==== Data entries ====

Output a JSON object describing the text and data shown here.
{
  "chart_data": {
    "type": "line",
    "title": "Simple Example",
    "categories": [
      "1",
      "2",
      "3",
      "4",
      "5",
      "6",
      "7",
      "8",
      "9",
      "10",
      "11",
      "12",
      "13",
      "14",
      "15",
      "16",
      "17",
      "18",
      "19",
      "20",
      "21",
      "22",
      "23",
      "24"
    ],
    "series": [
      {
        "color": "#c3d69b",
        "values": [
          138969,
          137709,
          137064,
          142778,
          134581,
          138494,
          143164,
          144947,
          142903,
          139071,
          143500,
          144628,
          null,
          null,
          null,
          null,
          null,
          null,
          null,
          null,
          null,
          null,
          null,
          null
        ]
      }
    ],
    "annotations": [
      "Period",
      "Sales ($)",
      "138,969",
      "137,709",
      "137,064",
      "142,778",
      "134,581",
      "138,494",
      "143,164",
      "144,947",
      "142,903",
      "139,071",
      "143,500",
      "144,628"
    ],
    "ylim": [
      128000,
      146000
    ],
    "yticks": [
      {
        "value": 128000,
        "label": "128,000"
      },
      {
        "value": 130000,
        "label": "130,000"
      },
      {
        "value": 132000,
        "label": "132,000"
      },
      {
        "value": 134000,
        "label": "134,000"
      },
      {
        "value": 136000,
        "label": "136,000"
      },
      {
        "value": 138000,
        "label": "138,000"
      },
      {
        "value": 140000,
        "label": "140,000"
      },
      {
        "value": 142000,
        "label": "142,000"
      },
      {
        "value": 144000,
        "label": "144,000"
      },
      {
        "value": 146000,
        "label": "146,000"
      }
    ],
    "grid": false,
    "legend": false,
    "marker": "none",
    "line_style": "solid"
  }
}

====

_Stated task_: Copy out the full listing exactly.

_Exercise result_:
Output a JSON object describing the text and data shown here.
{
  "chart_data": {
    "type": "line",
    "title": "Simple Example",
    "categories": [
      "1",
      "2",
      "3",
      "4",
      "5",
      "6",
      "7",
      "8",
      "9",
      "10",
      "11",
      "12",
      "13",
      "14",
      "15",
      "16",
      "17",
      "18",
      "19",
      "20",
      "21",
      "22",
      "23",
      "24"
    ],
    "series": [
      {
        "color": "#c3d69b",
        "values": [
          138969,
          137709,
          137064,
          142778,
          134581,
          138494,
          143164,
          144947,
          142903,
          139071,
          143500,
          144628,
          null,
          null,
          null,
          null,
          null,
          null,
          null,
          null,
          null,
          null,
          null,
          null
        ]
      }
    ],
    "annotations": [
      "Period",
      "Sales ($)",
      "138,969",
      "137,709",
      "137,064",
      "142,778",
      "134,581",
      "138,494",
      "143,164",
      "144,947",
      "142,903",
      "139,071",
      "143,500",
      "144,628"
    ],
    "ylim": [
      128000,
      146000
    ],
    "yticks": [
      {
        "value": 128000,
        "label": "128,000"
      },
      {
        "value": 130000,
        "label": "130,000"
      },
      {
        "value": 132000,
        "label": "132,000"
      },
      {
        "value": 134000,
        "label": "134,000"
      },
      {
        "value": 136000,
        "label": "136,000"
      },
      {
        "value": 138000,
        "label": "138,000"
      },
      {
        "value": 140000,
        "label": "140,000"
      },
      {
        "value": 142000,
        "label": "142,000"
      },
      {
        "value": 144000,
        "label": "144,000"
      },
      {
        "value": 146000,
        "label": "146,000"
      }
    ],
    "grid": false,
    "legend": false,
    "marker": "none",
    "line_style": "solid"
  }
}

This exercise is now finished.